> **WHAT YOU ARE ASKED TO DO**
In the entries that follow, count each line containing "frac" and state the total, nothing more.

[Dataset items]
###
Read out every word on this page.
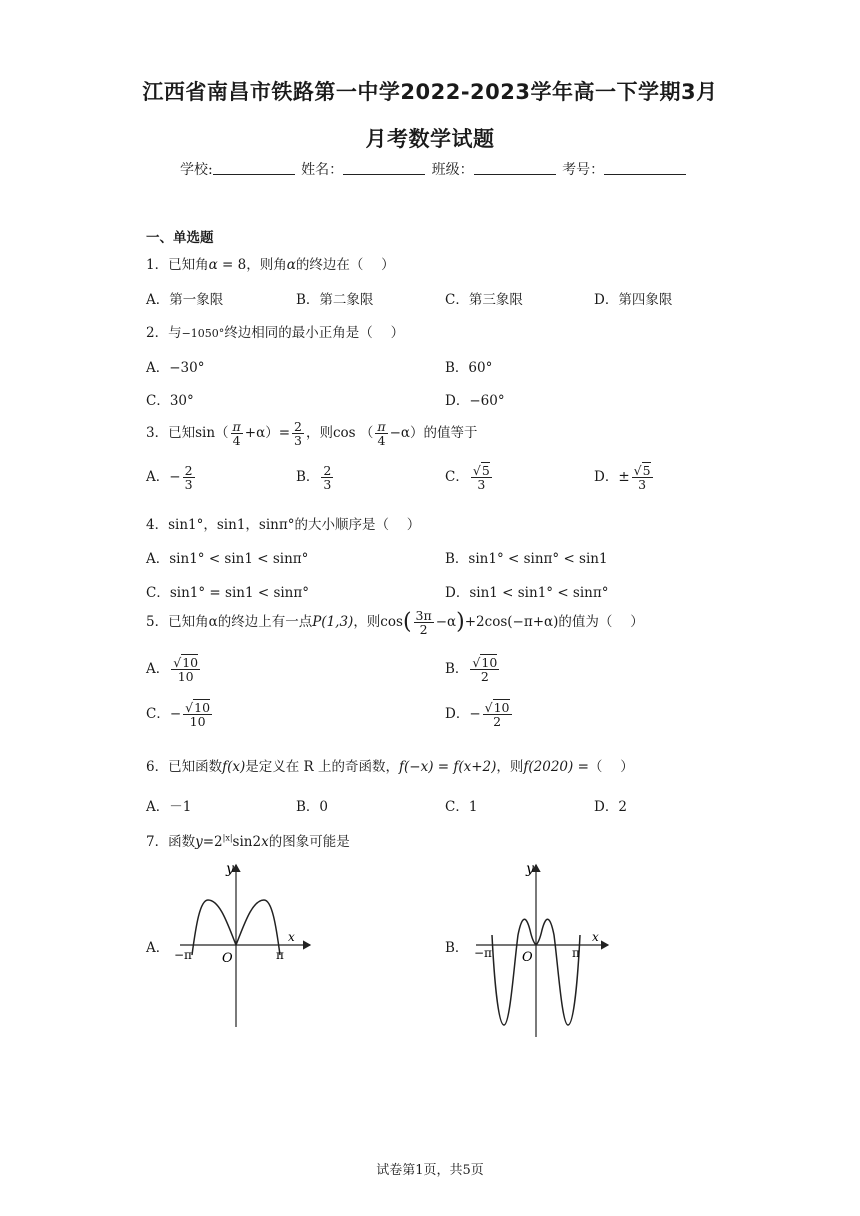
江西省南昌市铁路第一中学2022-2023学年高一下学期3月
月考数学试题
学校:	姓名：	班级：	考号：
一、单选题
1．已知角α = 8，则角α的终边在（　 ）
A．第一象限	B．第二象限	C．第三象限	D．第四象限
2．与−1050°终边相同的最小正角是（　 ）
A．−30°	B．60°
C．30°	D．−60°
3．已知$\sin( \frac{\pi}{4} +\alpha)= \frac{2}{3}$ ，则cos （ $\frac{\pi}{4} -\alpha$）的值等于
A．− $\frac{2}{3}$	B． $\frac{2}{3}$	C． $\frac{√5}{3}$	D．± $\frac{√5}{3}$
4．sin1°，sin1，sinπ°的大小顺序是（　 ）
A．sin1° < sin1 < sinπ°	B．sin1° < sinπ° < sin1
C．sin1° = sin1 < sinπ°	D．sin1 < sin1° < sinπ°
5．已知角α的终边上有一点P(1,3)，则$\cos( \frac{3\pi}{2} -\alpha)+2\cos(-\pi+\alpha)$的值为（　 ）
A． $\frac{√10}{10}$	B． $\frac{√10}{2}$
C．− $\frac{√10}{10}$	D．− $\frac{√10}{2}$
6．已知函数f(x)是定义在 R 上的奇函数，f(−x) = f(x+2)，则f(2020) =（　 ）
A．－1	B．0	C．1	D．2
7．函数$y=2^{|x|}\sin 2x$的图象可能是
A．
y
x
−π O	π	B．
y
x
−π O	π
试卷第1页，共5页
###
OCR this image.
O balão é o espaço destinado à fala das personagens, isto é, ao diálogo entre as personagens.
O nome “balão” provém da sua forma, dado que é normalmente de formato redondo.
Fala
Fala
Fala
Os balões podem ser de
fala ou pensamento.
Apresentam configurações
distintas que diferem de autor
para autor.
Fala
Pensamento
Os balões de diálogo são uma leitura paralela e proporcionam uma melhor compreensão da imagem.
###
> **TASK SOLUTION**
5